§ DIRECTIONS
Please reproduce the entries from their first line through the line containing "y-tick-label: 1 200", both ends included, without altering a single character.

§ DATA EXCERPTS
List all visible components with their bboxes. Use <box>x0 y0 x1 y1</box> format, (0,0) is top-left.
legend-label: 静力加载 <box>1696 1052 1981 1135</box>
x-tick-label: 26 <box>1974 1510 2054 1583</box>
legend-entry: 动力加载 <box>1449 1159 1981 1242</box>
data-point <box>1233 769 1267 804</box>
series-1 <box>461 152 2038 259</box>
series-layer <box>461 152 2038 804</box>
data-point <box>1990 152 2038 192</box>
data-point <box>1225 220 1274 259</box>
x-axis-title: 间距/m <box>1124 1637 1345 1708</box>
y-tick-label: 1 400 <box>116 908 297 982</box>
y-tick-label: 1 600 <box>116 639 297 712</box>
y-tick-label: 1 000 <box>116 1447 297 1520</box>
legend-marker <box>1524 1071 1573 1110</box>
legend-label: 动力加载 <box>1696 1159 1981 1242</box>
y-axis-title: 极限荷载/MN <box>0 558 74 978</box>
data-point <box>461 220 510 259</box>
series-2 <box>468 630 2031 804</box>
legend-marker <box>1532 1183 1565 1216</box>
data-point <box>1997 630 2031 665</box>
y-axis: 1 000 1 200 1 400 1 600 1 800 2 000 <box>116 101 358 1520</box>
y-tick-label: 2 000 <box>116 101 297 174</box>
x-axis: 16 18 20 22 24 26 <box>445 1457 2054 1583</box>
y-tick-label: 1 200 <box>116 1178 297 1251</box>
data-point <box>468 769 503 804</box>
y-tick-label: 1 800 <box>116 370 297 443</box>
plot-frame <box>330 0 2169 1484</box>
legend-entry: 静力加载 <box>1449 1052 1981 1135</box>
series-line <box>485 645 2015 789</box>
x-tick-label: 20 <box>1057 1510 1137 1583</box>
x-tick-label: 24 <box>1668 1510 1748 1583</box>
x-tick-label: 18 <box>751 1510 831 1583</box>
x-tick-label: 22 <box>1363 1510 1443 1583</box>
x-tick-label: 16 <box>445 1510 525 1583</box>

§ TASK SOLUTION
List all visible components with their bboxes. Use <box>x0 y0 x1 y1</box> format, (0,0) is top-left.
legend-label: 静力加载 <box>1696 1052 1981 1135</box>
x-tick-label: 26 <box>1974 1510 2054 1583</box>
legend-entry: 动力加载 <box>1449 1159 1981 1242</box>
data-point <box>1233 769 1267 804</box>
series-1 <box>461 152 2038 259</box>
series-layer <box>461 152 2038 804</box>
data-point <box>1990 152 2038 192</box>
data-point <box>1225 220 1274 259</box>
x-axis-title: 间距/m <box>1124 1637 1345 1708</box>
y-tick-label: 1 400 <box>116 908 297 982</box>
y-tick-label: 1 600 <box>116 639 297 712</box>
y-tick-label: 1 000 <box>116 1447 297 1520</box>
legend-marker <box>1524 1071 1573 1110</box>
legend-label: 动力加载 <box>1696 1159 1981 1242</box>
y-axis-title: 极限荷载/MN <box>0 558 74 978</box>
data-point <box>461 220 510 259</box>
series-2 <box>468 630 2031 804</box>
legend-marker <box>1532 1183 1565 1216</box>
data-point <box>1997 630 2031 665</box>
y-axis: 1 000 1 200 1 400 1 600 1 800 2 000 <box>116 101 358 1520</box>
y-tick-label: 2 000 <box>116 101 297 174</box>
x-axis: 16 18 20 22 24 26 <box>445 1457 2054 1583</box>
y-tick-label: 1 200 <box>116 1178 297 1251</box>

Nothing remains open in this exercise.